[Saved entries]
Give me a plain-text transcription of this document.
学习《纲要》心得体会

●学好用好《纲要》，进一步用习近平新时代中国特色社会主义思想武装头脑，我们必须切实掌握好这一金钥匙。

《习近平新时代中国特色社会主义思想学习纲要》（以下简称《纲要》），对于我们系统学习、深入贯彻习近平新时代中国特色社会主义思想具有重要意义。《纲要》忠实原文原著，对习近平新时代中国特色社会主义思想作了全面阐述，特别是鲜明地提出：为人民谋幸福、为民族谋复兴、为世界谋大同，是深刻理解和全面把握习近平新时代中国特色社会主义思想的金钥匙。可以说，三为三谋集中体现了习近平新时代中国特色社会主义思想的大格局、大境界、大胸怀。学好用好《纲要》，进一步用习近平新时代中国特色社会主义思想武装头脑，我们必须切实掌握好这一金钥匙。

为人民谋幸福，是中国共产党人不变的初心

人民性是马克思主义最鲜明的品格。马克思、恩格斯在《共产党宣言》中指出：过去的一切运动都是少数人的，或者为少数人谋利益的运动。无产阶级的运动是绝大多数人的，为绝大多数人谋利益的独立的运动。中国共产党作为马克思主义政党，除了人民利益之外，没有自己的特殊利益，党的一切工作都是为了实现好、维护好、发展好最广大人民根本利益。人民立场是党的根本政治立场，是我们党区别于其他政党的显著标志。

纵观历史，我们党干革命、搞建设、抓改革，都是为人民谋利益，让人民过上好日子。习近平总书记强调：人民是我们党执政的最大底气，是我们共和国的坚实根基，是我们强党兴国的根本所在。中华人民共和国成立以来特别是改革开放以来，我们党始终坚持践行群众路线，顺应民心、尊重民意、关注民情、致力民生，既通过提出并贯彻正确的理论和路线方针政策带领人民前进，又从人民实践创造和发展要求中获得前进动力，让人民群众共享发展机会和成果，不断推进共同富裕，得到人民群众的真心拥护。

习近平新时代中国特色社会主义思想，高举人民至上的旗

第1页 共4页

==

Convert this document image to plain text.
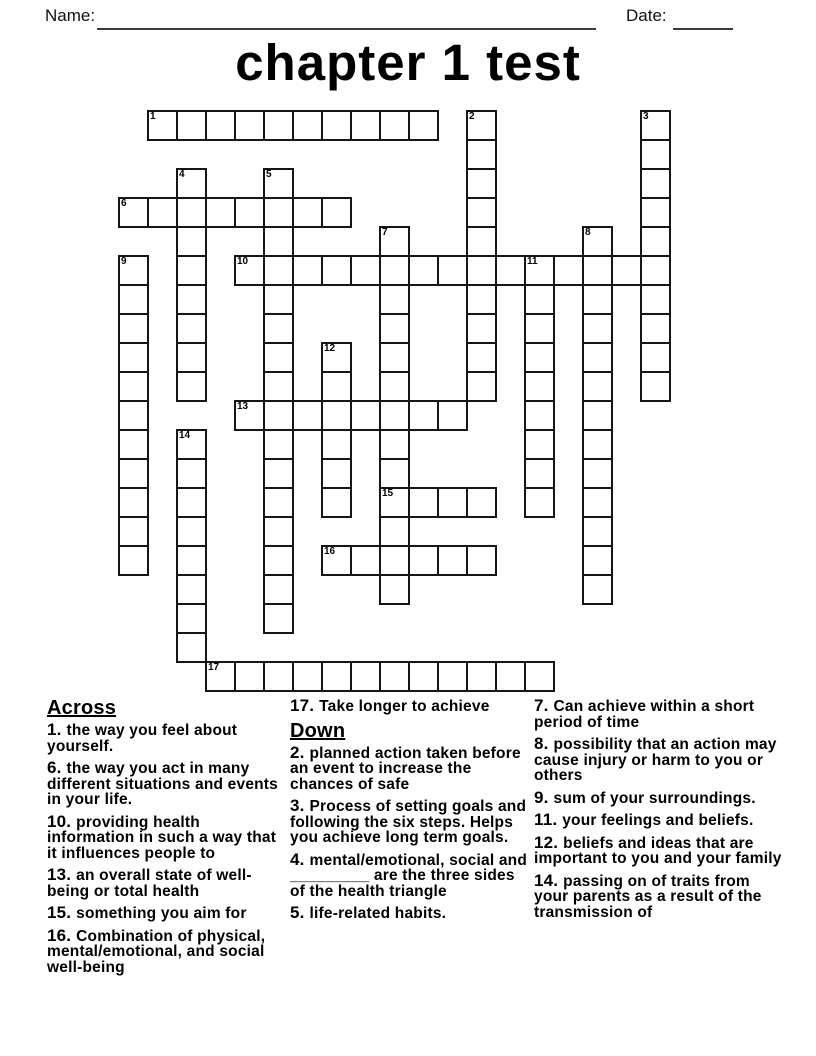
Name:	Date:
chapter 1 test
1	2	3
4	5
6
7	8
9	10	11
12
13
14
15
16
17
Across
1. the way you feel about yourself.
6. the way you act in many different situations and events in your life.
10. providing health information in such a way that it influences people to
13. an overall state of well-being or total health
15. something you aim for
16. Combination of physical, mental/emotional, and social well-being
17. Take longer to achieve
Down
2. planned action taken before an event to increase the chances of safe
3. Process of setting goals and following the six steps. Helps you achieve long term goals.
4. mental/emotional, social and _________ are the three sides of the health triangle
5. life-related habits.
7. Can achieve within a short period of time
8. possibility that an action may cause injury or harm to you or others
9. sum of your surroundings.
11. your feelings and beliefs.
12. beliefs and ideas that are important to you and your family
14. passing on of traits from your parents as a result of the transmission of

§ **SHORT PROBLEM**
Find the lines holding "我们必须切实掌握好这一金钥匙" and list every one.

§ **EXPECTED ANSWER**
●学好用好《纲要》，进一步用习近平新时代中国特色社会主义思想武装头脑，我们必须切实掌握好这一金钥匙。
《习近平新时代中国特色社会主义思想学习纲要》（以下简称《纲要》），对于我们系统学习、深入贯彻习近平新时代中国特色社会主义思想具有重要意义。《纲要》忠实原文原著，对习近平新时代中国特色社会主义思想作了全面阐述，特别是鲜明地提出：为人民谋幸福、为民族谋复兴、为世界谋大同，是深刻理解和全面把握习近平新时代中国特色社会主义思想的金钥匙。可以说，三为三谋集中体现了习近平新时代中国特色社会主义思想的大格局、大境界、大胸怀。学好用好《纲要》，进一步用习近平新时代中国特色社会主义思想武装头脑，我们必须切实掌握好这一金钥匙。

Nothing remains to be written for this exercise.